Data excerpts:
········
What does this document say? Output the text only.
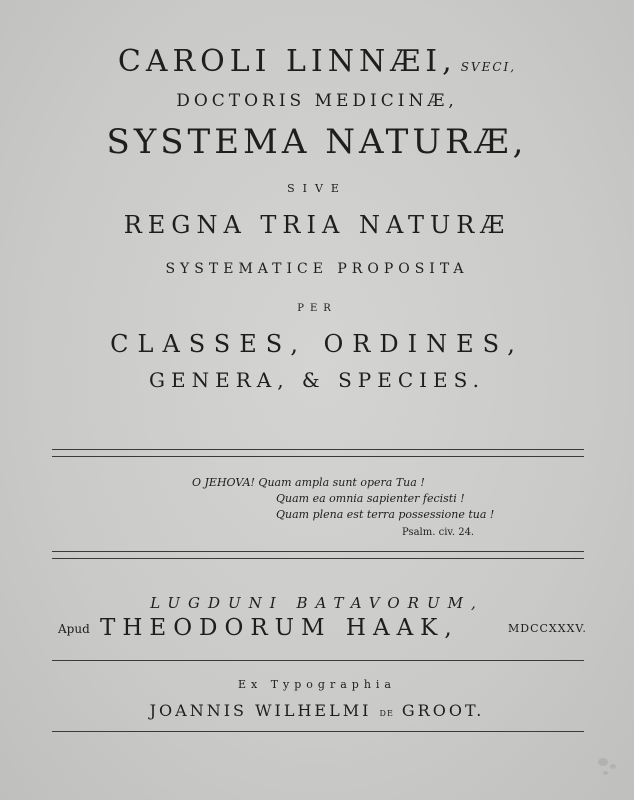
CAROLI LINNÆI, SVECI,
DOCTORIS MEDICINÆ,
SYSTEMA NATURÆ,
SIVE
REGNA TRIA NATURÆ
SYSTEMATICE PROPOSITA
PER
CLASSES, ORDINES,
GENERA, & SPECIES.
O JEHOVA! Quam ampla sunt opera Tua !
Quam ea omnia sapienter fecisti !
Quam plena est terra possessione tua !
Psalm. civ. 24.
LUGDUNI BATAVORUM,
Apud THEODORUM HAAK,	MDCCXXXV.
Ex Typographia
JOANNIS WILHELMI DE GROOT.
········
Task goal: Skip every picture and transcribe the data above exactly.

Task output:
What does this document say? Output the text only.
CAROLI LINNÆI, SVECI,
DOCTORIS MEDICINÆ,
SYSTEMA NATURÆ,
SIVE
REGNA TRIA NATURÆ
SYSTEMATICE PROPOSITA
PER
CLASSES, ORDINES,
GENERA, & SPECIES.
O JEHOVA! Quam ampla sunt opera Tua !
Quam ea omnia sapienter fecisti !
Quam plena est terra possessione tua !
Psalm. civ. 24.
LUGDUNI BATAVORUM,
Apud THEODORUM HAAK,	MDCCXXXV.
Ex Typographia
JOANNIS WILHELMI DE GROOT.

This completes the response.